* [Document source]

Voie indirecte et voie directe
On appelle couramment voie directe, la procédure d’identification des mots qui permet au lecteur d’associer au mot perçu dans son ensemble son équivalent acoustique et sémantique en puisant au sein d’un dictionnaire mental qu’il s’est construit petit à petit, au fil de son entraînement à la lecture.
Au cours de l’activité de lecture, l’enfant met en jeu des processus perceptifs de la trace écrite qui vont lui permettre de reconnaître les mots. Il met en jeu des processus attentionnels qui favorise la focalisation de son attention et donc de son activité cognitive et linguistique sur les différents composants de cette trace écrite. Il utilise pour cela sa mémoire et met donc en jeu des processus mnésiques pour activer son lexique mental et les mots déjà stockés (voie directe), ce qui lui permet d’éviter l’activité de liaison grapho-phonémique coûteuse intellectuellement. On admet couramment que le lecteur met en œuvre la voie directe mais recourt à la voie indirecte chaque fois que nécessaire (notamment pour la lecture de mots nouveaux ou dans le cas d’une lecture rendue difficile ou mal lisible).
Par opposition, la voie indirecte est la procédure par laquelle l’enfant associe les relations phono-graphiques lors du décodage pour identifier un mot. Cette procédure précède la voie directe chez l’apprenant.

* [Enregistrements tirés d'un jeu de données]
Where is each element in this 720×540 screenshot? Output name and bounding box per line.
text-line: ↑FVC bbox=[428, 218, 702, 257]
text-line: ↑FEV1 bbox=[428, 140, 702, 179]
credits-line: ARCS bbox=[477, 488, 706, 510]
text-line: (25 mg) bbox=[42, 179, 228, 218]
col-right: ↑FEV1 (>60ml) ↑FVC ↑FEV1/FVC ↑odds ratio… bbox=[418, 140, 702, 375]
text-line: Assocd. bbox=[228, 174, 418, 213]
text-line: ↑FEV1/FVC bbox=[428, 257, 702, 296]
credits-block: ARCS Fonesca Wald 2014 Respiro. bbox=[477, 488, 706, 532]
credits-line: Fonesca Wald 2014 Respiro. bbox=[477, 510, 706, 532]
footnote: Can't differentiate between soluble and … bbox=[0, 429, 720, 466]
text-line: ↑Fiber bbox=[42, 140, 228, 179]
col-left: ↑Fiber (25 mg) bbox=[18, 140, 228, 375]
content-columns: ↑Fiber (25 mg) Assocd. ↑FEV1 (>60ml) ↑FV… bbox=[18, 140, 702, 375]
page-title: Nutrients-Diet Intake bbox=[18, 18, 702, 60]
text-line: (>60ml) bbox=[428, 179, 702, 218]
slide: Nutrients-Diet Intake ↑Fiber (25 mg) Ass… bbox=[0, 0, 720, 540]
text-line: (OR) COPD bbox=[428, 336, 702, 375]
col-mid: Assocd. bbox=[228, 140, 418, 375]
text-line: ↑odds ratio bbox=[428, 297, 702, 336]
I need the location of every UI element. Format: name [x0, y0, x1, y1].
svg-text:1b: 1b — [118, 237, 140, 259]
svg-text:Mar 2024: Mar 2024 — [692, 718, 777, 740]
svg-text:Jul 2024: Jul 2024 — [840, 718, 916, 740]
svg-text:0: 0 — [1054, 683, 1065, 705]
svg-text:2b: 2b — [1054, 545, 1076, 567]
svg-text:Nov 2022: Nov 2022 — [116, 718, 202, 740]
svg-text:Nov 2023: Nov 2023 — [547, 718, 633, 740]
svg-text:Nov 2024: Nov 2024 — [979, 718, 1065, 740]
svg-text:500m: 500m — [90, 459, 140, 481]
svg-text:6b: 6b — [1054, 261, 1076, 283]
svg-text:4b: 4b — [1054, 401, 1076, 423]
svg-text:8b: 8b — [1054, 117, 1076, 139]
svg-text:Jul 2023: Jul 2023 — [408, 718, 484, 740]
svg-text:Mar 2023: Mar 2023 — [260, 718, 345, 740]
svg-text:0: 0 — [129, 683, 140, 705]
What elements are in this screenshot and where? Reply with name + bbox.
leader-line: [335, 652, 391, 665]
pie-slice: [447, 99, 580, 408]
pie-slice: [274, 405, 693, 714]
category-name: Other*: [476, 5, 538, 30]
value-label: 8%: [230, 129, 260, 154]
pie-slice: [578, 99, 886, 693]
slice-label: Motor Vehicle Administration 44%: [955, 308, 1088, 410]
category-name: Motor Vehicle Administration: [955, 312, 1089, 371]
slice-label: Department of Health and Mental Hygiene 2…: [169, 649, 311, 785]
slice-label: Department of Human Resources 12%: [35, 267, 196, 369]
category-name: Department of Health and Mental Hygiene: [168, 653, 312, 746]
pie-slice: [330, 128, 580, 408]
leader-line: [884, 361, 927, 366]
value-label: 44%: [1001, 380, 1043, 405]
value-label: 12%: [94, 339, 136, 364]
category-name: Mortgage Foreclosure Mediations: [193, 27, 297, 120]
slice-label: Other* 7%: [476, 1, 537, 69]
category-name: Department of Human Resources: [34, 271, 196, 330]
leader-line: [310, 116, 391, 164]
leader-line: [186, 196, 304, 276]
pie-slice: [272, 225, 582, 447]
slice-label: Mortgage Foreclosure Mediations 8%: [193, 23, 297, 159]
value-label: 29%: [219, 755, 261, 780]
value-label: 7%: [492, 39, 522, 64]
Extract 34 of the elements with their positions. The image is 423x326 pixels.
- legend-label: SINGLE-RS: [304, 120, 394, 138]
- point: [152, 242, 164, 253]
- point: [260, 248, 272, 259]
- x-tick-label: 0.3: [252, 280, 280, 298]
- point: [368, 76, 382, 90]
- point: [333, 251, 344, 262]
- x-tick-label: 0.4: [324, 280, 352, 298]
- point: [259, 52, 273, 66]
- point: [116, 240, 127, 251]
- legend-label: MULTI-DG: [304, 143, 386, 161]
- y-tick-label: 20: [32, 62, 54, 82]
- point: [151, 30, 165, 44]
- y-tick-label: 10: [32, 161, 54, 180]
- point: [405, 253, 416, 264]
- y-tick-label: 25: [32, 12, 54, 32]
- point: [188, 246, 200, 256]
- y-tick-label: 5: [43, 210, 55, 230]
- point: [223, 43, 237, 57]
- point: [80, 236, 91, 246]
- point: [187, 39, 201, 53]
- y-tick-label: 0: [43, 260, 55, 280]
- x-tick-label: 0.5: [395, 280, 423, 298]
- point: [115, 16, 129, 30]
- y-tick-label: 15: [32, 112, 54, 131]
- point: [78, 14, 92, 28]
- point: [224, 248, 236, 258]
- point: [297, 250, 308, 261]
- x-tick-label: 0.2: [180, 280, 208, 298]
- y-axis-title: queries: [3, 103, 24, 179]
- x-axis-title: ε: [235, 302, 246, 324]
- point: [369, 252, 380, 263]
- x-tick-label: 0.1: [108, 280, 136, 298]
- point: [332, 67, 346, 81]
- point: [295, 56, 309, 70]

* [Tâches à réaliser]
a: D'après le texte sur la voie directe et la voie indirecte, quelle procédure précède la voie directe chez l'apprenant ?
b: Recopiez, s'il vous plaît, le passage du texte sur la voie directe et la voie indirecte qui va de « Par opposition, la » à « directe chez l’apprenant. ».

* [Réponses par tâche]
a: La voie indirecte.

b:
Par opposition, la voie indirecte est la procédure par laquelle l’enfant associe les relations phono-graphiques lors du décodage pour identifier un mot. Cette procédure précède la voie directe chez l’apprenant.